● **Aim**:
Check each line of the listing, and copy it if it contains the word "APPLICATION".

● **Record extracts**:
** START **
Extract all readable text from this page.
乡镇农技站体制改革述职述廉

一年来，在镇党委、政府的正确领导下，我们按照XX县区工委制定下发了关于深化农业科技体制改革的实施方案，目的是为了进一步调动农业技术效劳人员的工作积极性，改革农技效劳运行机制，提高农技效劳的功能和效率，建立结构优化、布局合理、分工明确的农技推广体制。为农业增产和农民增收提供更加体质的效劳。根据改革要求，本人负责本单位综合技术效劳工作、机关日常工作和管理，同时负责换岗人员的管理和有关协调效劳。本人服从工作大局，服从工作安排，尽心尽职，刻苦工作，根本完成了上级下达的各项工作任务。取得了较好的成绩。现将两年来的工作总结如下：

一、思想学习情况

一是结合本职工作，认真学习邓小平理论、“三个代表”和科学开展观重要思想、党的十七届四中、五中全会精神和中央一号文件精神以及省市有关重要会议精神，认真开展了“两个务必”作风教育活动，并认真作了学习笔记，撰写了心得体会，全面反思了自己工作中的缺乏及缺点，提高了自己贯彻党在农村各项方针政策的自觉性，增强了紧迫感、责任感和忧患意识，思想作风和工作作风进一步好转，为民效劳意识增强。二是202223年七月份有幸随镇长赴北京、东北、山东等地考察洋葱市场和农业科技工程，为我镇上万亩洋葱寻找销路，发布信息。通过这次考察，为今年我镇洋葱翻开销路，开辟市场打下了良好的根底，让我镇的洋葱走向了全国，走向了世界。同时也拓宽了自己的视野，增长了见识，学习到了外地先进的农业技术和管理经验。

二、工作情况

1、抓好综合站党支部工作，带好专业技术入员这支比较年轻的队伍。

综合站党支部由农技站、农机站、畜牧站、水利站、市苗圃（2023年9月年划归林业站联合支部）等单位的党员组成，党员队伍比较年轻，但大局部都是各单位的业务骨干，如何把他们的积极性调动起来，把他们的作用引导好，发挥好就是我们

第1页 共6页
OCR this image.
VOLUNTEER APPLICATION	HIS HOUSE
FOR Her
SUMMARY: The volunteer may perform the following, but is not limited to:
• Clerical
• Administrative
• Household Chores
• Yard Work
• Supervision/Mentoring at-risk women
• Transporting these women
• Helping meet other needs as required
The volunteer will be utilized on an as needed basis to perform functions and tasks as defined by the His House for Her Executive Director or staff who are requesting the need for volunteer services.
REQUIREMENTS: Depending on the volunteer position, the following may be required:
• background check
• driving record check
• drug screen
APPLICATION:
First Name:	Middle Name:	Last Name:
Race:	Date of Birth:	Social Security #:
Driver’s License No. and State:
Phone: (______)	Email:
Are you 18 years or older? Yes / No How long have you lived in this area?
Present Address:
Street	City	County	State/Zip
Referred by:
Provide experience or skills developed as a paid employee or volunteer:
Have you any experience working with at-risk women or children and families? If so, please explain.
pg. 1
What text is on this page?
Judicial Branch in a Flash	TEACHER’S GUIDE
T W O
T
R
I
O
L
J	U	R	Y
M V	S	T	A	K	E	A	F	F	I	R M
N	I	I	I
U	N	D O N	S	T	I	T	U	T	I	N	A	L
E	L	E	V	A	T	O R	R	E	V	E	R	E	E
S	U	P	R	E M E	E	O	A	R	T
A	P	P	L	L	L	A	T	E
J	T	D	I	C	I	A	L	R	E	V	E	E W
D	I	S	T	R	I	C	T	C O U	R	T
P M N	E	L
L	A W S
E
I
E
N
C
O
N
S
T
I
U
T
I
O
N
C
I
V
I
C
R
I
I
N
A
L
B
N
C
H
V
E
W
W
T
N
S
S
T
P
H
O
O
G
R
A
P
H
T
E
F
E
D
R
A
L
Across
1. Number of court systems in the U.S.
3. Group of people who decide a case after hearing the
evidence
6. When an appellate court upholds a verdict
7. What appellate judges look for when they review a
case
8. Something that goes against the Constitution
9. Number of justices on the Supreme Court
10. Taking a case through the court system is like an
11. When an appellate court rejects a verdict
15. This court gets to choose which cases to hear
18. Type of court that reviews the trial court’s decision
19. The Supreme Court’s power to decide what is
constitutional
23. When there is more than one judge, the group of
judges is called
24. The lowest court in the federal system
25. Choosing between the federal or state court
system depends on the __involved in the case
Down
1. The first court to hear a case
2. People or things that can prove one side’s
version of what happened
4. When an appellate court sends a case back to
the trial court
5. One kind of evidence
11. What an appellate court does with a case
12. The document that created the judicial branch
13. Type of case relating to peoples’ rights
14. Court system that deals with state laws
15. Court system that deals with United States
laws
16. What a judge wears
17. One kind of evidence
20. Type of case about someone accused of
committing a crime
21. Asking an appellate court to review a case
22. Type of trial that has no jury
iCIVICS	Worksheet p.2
** END **
● **Finished exercise**:
VOLUNTEER APPLICATION	HIS HOUSE
APPLICATION:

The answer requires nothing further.